§ What you should do
Copy every line of the records below where the word "object" occurs.

§ Material provided

┌──

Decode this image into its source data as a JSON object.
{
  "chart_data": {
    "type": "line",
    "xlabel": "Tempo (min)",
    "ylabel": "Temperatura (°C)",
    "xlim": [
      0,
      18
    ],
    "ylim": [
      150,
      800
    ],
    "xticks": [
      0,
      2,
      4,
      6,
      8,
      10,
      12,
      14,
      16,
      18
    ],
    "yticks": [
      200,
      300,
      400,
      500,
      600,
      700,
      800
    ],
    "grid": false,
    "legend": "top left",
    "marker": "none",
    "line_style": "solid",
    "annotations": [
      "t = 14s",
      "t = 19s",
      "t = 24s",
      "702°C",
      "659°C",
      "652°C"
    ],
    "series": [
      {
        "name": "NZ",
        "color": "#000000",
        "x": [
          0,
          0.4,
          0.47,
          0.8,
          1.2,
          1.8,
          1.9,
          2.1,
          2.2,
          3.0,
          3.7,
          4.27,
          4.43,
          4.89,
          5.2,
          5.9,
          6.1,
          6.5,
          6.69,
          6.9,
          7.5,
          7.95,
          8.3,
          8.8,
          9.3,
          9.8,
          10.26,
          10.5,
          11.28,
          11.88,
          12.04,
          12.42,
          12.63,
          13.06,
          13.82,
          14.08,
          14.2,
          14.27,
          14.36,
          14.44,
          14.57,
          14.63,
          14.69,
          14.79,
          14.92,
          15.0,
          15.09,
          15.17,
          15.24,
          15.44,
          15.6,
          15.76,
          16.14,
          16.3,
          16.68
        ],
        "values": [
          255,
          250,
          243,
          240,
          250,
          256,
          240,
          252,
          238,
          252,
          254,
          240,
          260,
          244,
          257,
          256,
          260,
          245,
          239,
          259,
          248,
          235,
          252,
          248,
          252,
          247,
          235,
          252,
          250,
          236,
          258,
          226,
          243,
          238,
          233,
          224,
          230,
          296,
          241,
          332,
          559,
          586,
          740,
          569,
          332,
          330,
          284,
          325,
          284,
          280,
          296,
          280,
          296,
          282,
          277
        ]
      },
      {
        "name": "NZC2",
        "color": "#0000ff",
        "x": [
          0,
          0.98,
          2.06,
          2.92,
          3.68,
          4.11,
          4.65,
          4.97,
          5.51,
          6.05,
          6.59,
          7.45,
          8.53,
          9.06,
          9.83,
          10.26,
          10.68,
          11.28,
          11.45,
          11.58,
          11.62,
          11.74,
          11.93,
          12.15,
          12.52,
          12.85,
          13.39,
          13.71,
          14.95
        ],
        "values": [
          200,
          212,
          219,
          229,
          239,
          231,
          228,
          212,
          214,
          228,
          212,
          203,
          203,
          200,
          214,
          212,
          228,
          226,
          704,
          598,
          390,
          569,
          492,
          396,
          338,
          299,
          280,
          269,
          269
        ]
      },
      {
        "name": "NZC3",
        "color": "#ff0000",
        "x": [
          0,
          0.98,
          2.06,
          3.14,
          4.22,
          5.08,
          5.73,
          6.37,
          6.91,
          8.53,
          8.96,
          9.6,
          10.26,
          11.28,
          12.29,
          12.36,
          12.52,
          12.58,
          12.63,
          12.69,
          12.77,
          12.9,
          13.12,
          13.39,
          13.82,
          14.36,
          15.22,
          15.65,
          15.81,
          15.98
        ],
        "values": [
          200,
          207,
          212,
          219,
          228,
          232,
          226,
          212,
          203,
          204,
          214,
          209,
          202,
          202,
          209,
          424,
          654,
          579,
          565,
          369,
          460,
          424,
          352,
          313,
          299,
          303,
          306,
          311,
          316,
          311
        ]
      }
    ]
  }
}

└──
┌──

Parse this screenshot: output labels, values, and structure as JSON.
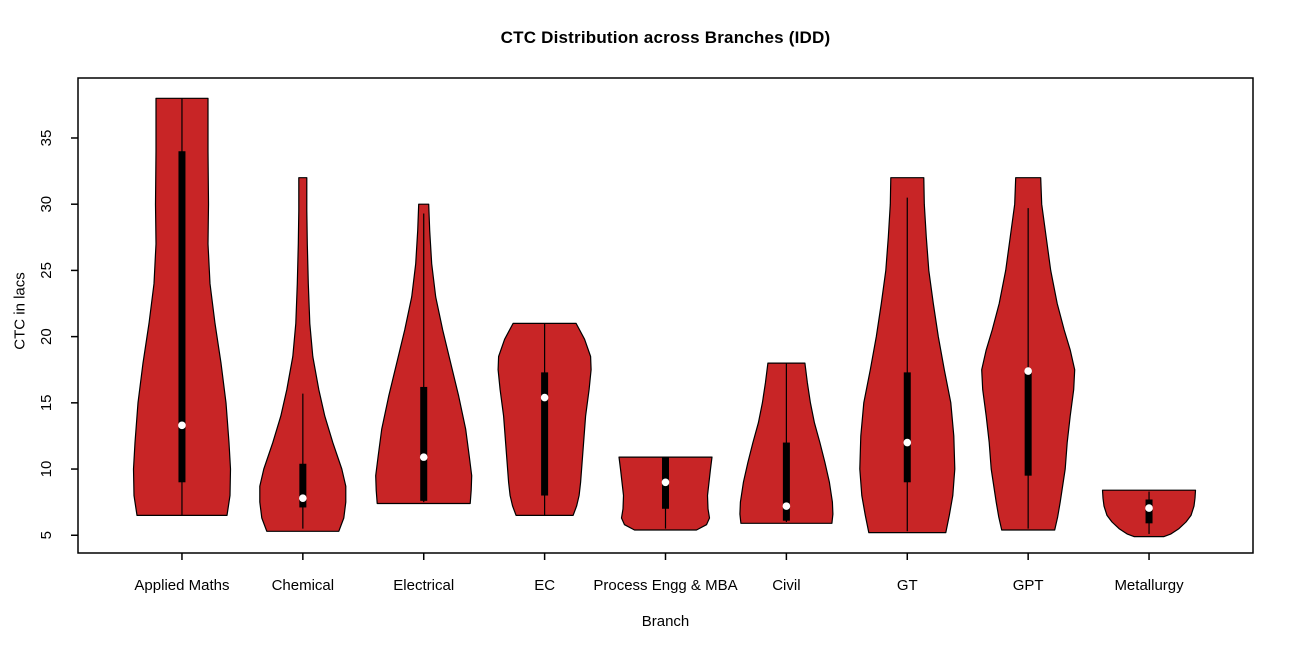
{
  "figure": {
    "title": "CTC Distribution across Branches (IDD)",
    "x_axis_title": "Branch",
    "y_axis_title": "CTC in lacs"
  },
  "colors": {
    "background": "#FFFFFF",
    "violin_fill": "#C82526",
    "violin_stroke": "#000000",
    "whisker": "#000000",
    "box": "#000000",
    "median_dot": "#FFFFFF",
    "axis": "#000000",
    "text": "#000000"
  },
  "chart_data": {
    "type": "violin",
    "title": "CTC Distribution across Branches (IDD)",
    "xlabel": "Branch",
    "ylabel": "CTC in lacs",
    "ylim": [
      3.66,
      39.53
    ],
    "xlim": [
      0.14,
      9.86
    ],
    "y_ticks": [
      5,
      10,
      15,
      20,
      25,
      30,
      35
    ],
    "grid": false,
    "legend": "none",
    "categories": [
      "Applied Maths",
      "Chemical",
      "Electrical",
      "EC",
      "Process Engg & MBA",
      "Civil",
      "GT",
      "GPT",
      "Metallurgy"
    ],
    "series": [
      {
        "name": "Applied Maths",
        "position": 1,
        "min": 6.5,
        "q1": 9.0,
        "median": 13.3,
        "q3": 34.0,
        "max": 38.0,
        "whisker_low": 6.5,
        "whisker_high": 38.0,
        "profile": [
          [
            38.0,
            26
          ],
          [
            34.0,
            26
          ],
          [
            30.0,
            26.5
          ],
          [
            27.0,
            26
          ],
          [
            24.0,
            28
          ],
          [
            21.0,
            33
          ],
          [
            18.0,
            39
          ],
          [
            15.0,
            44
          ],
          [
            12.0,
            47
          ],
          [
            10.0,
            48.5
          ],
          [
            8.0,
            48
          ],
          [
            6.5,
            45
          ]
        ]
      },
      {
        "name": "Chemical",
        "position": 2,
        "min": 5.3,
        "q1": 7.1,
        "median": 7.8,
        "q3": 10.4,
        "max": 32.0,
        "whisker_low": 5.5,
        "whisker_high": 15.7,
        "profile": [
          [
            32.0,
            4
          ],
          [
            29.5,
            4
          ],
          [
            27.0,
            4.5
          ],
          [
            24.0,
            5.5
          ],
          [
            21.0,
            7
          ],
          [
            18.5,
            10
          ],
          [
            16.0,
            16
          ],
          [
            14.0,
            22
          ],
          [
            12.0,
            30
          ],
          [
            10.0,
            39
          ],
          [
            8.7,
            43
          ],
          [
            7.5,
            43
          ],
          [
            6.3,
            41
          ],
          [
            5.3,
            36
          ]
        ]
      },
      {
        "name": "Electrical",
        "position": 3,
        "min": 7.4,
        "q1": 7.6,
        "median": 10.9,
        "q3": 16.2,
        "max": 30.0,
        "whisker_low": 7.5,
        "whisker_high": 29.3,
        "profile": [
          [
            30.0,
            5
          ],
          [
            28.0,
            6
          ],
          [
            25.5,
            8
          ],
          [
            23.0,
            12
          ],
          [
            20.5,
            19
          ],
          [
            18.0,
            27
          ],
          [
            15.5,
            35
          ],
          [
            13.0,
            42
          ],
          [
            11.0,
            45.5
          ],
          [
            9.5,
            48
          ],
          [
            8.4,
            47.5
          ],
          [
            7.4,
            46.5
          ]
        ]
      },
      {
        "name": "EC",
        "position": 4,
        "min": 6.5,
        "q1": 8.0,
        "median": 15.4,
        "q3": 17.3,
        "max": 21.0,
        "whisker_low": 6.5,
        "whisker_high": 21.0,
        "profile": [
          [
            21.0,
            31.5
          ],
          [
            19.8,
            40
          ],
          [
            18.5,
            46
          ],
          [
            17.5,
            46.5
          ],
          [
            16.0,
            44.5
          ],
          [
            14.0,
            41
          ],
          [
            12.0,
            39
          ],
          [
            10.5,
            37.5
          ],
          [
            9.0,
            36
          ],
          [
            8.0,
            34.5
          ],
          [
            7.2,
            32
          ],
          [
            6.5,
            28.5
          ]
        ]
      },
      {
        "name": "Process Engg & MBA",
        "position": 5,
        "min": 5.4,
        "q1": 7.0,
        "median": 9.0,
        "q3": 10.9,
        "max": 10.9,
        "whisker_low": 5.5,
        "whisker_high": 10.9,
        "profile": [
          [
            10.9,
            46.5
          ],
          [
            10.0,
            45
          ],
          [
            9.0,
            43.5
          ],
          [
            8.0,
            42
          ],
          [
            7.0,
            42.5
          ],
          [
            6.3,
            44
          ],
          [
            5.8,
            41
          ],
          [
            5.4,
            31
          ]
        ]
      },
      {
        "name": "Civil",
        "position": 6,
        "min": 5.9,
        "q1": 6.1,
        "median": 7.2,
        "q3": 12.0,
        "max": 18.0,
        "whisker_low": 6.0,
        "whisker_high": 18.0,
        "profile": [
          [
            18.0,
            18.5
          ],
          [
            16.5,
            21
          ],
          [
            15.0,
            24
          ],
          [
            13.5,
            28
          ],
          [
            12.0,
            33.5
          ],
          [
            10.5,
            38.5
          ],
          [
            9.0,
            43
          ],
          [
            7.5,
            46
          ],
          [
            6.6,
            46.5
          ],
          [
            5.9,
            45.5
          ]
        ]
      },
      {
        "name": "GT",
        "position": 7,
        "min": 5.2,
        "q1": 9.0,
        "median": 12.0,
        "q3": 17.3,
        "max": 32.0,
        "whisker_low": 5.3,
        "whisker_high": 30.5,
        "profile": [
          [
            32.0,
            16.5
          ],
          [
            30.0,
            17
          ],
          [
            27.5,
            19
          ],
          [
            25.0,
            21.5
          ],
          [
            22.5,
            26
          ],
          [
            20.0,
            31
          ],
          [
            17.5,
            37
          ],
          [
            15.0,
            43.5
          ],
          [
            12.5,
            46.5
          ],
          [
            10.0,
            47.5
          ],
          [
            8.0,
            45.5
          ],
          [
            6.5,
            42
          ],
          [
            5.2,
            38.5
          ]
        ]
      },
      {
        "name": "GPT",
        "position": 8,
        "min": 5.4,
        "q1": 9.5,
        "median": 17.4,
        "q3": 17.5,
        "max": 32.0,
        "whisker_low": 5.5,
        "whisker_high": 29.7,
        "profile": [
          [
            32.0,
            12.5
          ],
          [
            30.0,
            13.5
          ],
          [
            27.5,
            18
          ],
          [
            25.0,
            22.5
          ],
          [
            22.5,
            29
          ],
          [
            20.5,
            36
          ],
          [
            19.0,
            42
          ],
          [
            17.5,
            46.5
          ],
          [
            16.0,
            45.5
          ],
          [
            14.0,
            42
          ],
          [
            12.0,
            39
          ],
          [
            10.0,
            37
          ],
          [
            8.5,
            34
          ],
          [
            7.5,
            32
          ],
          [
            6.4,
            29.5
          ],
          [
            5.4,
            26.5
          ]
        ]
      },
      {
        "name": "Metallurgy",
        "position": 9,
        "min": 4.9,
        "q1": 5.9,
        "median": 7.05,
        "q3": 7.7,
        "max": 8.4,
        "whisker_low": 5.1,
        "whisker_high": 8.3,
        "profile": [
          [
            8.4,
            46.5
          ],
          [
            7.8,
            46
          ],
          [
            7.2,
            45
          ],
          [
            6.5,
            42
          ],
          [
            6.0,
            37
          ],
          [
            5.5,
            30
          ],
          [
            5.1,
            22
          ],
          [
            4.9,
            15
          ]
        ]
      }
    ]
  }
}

└──
┌──

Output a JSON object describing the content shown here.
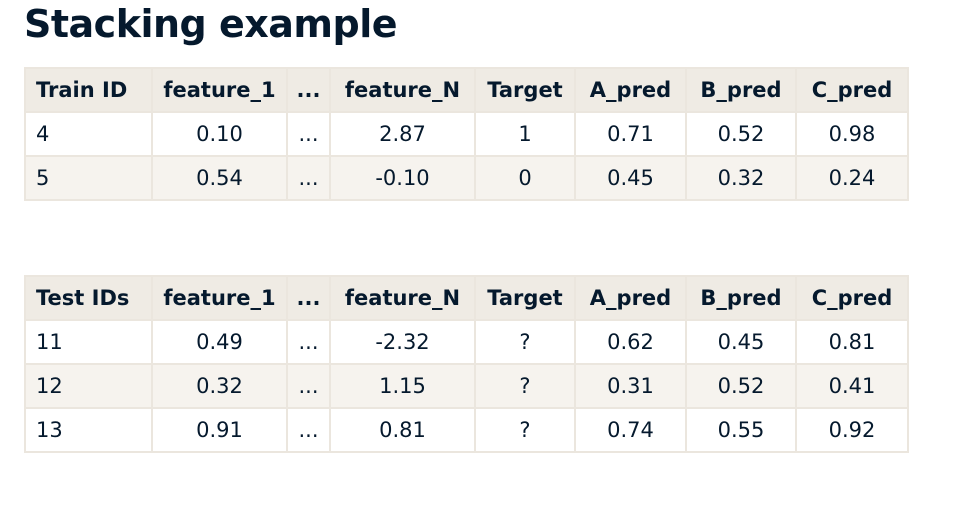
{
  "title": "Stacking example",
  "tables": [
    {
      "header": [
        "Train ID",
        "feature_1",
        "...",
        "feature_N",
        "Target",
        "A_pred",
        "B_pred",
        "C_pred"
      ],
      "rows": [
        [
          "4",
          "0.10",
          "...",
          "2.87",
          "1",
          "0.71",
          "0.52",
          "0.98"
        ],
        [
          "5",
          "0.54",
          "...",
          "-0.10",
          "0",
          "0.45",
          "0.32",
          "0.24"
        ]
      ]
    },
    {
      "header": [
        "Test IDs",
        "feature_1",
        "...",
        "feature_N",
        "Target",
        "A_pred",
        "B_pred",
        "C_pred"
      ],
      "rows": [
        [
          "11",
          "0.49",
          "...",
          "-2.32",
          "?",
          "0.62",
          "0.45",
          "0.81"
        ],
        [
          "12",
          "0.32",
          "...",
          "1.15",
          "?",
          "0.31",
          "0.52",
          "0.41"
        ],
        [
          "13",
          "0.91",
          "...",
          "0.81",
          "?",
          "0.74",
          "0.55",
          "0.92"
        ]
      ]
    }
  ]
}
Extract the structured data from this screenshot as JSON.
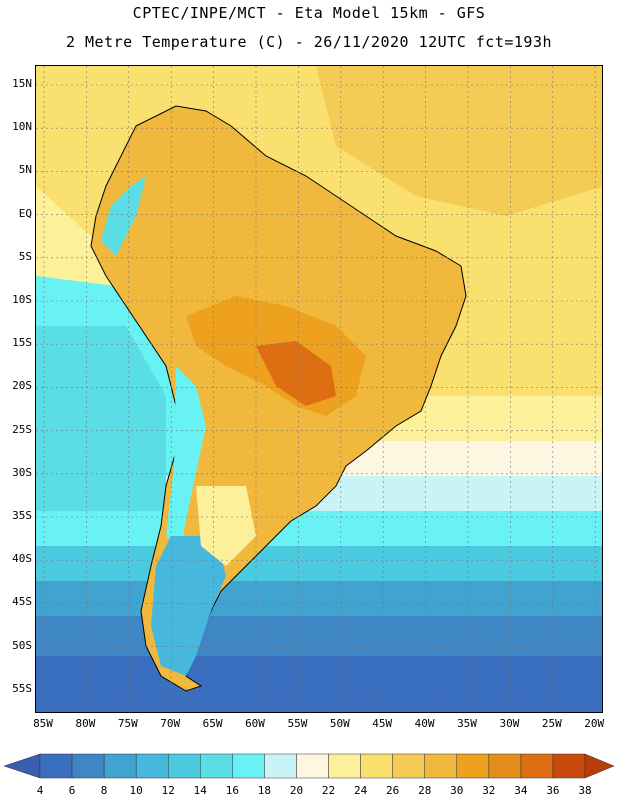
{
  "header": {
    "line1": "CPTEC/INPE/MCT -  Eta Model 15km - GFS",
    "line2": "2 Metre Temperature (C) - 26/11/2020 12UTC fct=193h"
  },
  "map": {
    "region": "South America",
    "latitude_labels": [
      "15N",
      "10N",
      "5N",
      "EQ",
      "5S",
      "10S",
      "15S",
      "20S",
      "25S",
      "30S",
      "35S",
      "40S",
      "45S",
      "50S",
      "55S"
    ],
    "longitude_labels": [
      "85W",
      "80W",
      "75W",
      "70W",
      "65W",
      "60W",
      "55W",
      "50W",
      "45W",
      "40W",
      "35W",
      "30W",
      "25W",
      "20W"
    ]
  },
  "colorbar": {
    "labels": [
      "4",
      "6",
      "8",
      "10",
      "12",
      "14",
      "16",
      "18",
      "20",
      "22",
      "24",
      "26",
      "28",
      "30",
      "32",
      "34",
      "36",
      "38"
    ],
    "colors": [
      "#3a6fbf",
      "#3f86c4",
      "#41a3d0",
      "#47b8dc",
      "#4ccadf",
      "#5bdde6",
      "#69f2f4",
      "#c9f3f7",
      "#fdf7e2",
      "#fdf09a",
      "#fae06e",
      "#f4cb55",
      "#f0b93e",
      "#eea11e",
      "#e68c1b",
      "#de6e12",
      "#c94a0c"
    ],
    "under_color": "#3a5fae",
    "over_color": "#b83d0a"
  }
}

└──

§ Reply
Decode this image into its source data as a JSON object.
Output a JSON object describing the content shown here.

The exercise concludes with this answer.